**What you need to do**. Omit the pictures, please, and give each record below again exactly.

**Listing**.

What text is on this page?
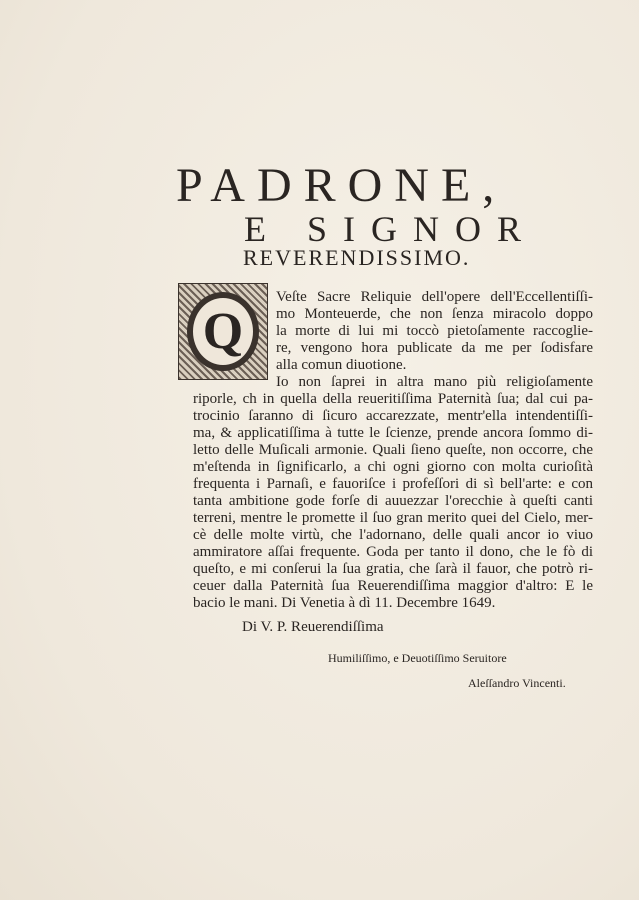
PADRONE,
E SIGNOR
REVERENDISSIMO.
Q
Veſte Sacre Reliquie dell'opere dell'Eccellentiſſi-
mo Monteuerde, che non ſenza miracolo doppo
la morte di lui mi toccò pietoſamente raccoglie-
re, vengono hora publicate da me per ſodisfare
alla comun diuotione.
Io non ſaprei in altra mano più religioſamente
riporle, ch in quella della reueritiſſima Paternità ſua; dal cui pa-
trocinio ſaranno di ſicuro accarezzate, mentr'ella intendentiſſi-
ma, & applicatiſſima à tutte le ſcienze, prende ancora ſommo di-
letto delle Muſicali armonie. Quali ſieno queſte, non occorre, che
m'eſtenda in ſignificarlo, a chi ogni giorno con molta curioſità
frequenta i Parnaſi, e fauoriſce i profeſſori di sì bell'arte: e con
tanta ambitione gode forſe di auuezzar l'orecchie à queſti canti
terreni, mentre le promette il ſuo gran merito quei del Cielo, mer-
cè delle molte virtù, che l'adornano, delle quali ancor io viuo
ammiratore aſſai frequente. Goda per tanto il dono, che le fò di
queſto, e mi conſerui la ſua gratia, che ſarà il fauor, che potrò ri-
ceuer dalla Paternità ſua Reuerendiſſima maggior d'altro: E le
bacio le mani. Di Venetia à dì 11. Decembre 1649.
Di V. P. Reuerendiſſima
Humiliſſimo, e Deuotiſſimo Seruitore
Aleſſandro Vincenti.
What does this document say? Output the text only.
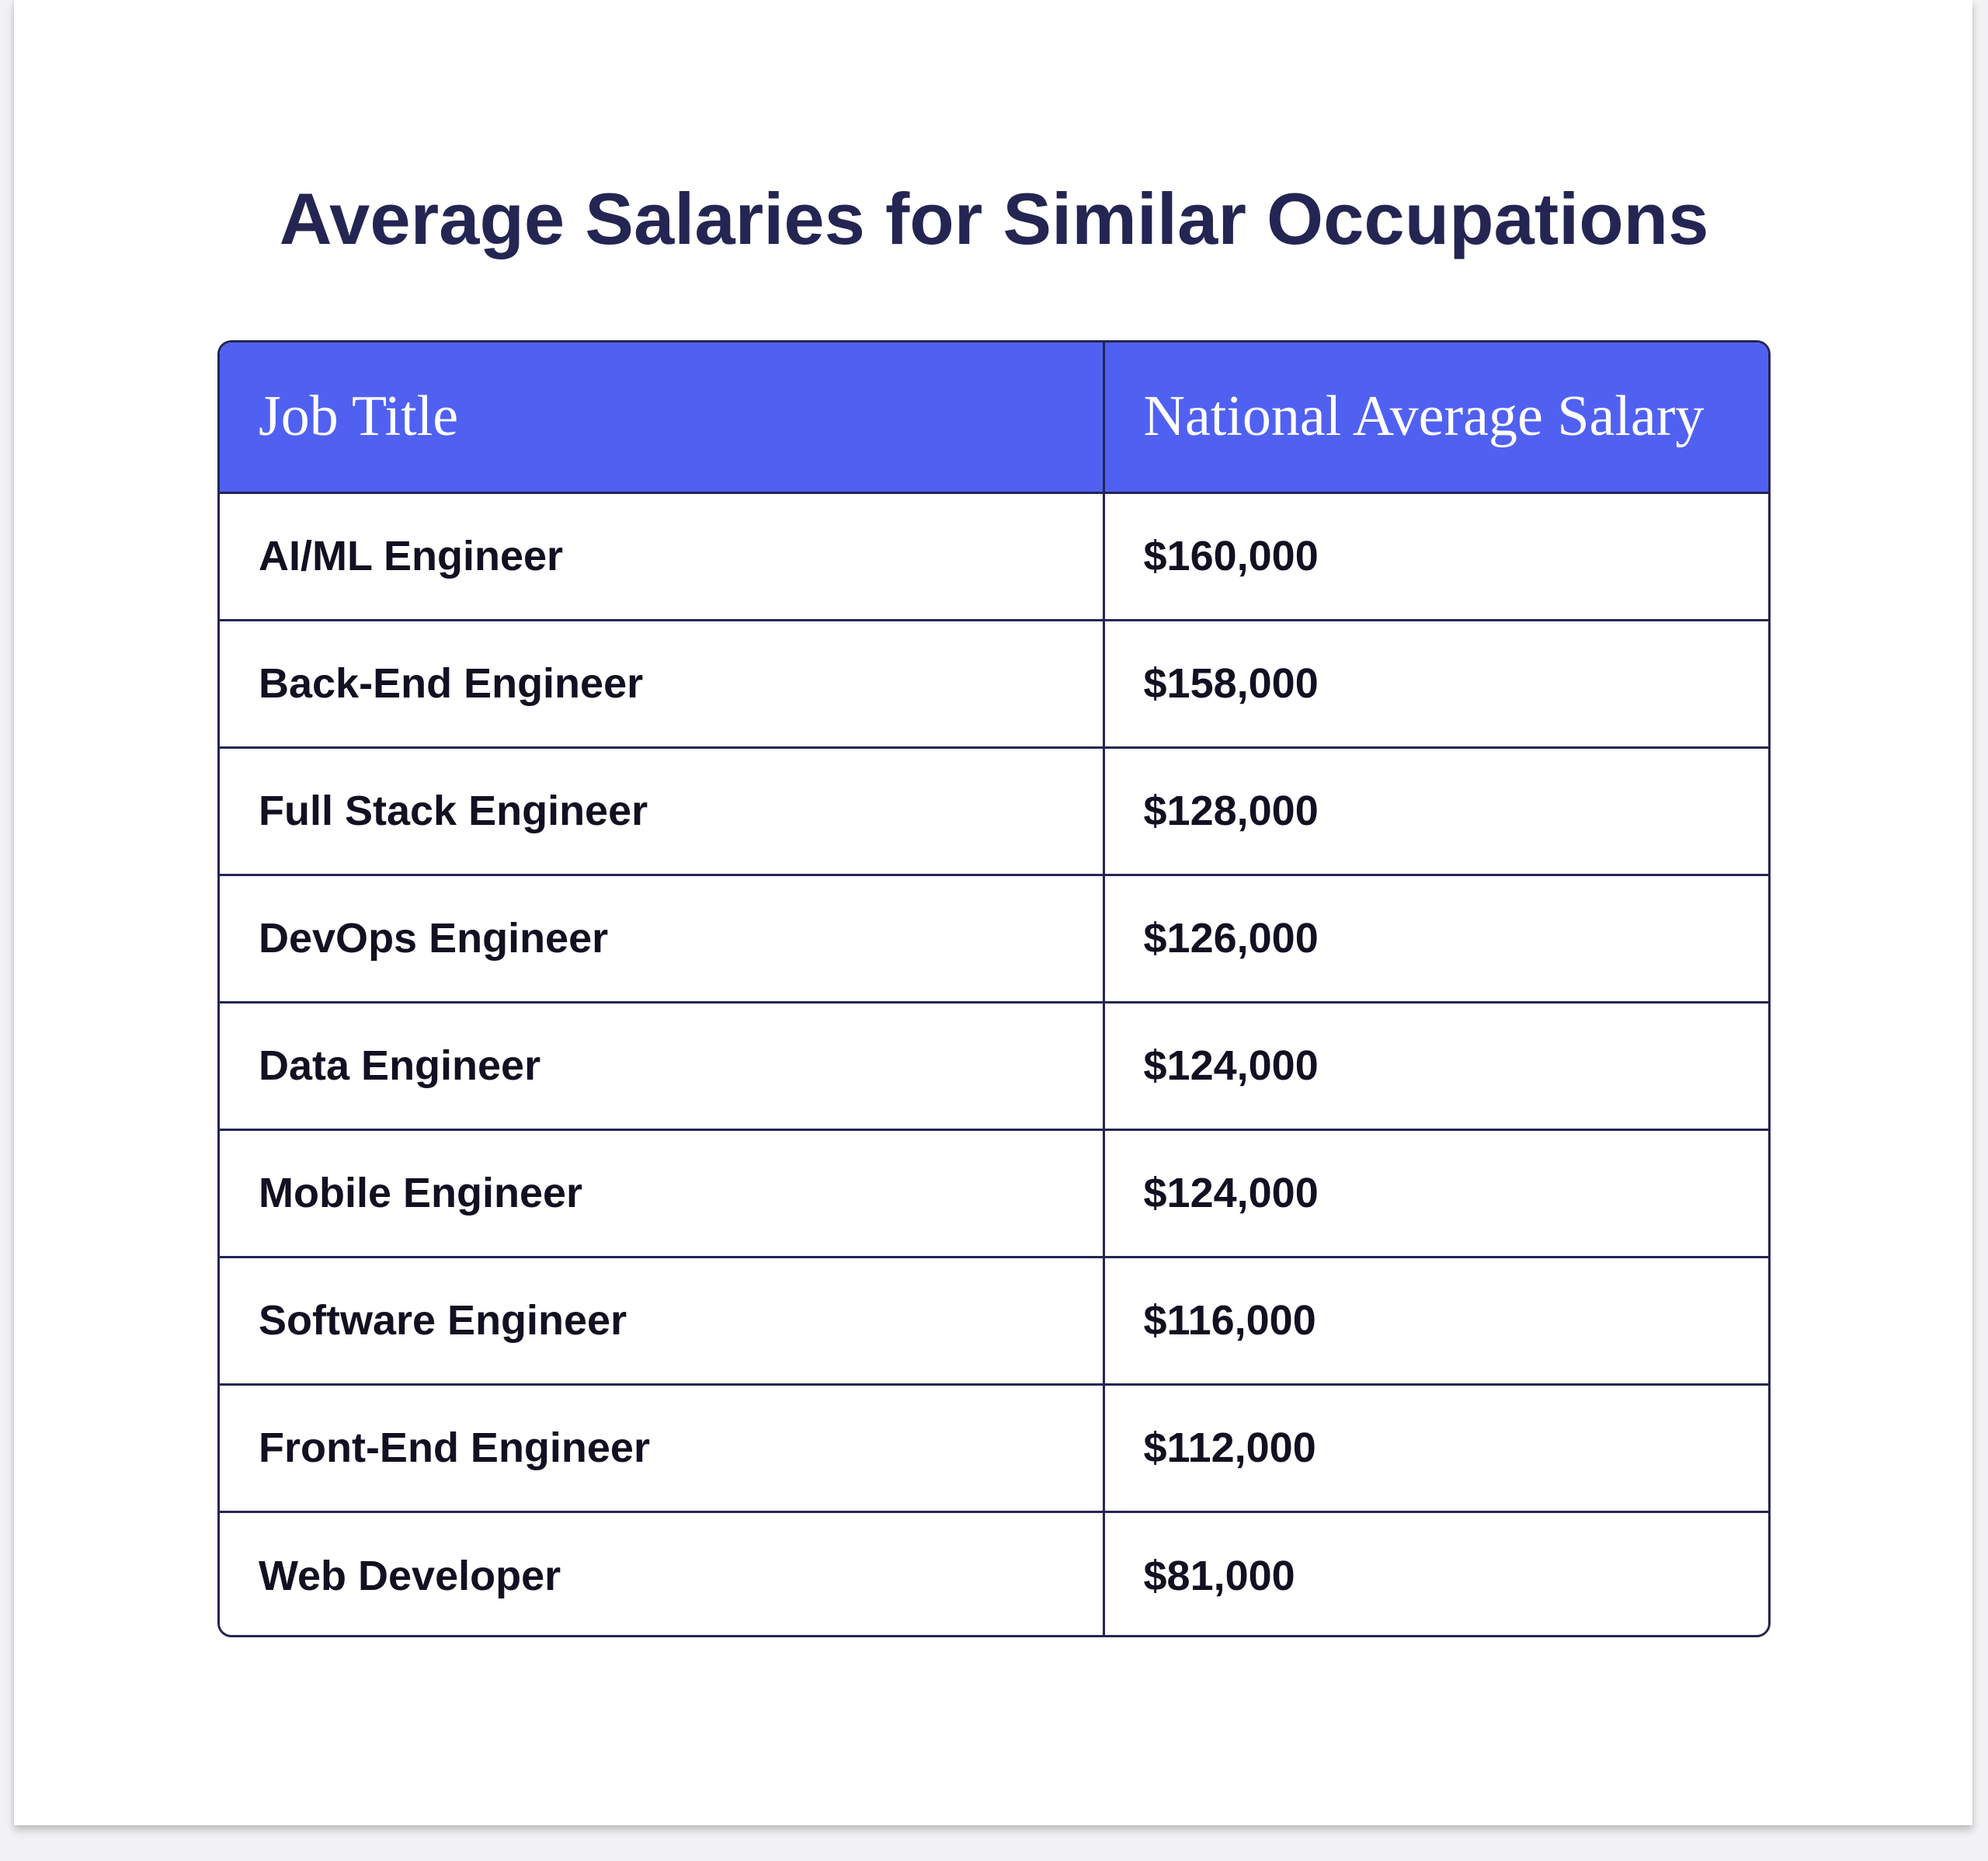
Average Salaries for Similar Occupations
Job Title	National Average Salary
AI/ML Engineer	$160,000
Back-End Engineer	$158,000
Full Stack Engineer	$128,000
DevOps Engineer	$126,000
Data Engineer	$124,000
Mobile Engineer	$124,000
Software Engineer	$116,000
Front-End Engineer	$112,000
Web Developer	$81,000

**Completed exercise**.
What text is on this page?
PADRONE,
E SIGNOR
REVERENDISSIMO.
Q
Veſte Sacre Reliquie dell'opere dell'Eccellentiſſi-
mo Monteuerde, che non ſenza miracolo doppo
la morte di lui mi toccò pietoſamente raccoglie-
re, vengono hora publicate da me per ſodisfare
alla comun diuotione.
Io non ſaprei in altra mano più religioſamente
riporle, ch in quella della reueritiſſima Paternità ſua; dal cui pa-
trocinio ſaranno di ſicuro accarezzate, mentr'ella intendentiſſi-
ma, & applicatiſſima à tutte le ſcienze, prende ancora ſommo di-
letto delle Muſicali armonie. Quali ſieno queſte, non occorre, che
m'eſtenda in ſignificarlo, a chi ogni giorno con molta curioſità
frequenta i Parnaſi, e fauoriſce i profeſſori di sì bell'arte: e con
tanta ambitione gode forſe di auuezzar l'orecchie à queſti canti
terreni, mentre le promette il ſuo gran merito quei del Cielo, mer-
cè delle molte virtù, che l'adornano, delle quali ancor io viuo
ammiratore aſſai frequente. Goda per tanto il dono, che le fò di
queſto, e mi conſerui la ſua gratia, che ſarà il fauor, che potrò ri-
ceuer dalla Paternità ſua Reuerendiſſima maggior d'altro: E le
bacio le mani. Di Venetia à dì 11. Decembre 1649.
Di V. P. Reuerendiſſima
Humiliſſimo, e Deuotiſſimo Seruitore
Aleſſandro Vincenti.
What does this document say? Output the text only.
Average Salaries for Similar Occupations
Job Title	National Average Salary
AI/ML Engineer	$160,000
Back-End Engineer	$158,000
Full Stack Engineer	$128,000
DevOps Engineer	$126,000
Data Engineer	$124,000
Mobile Engineer	$124,000
Software Engineer	$116,000
Front-End Engineer	$112,000
Web Developer	$81,000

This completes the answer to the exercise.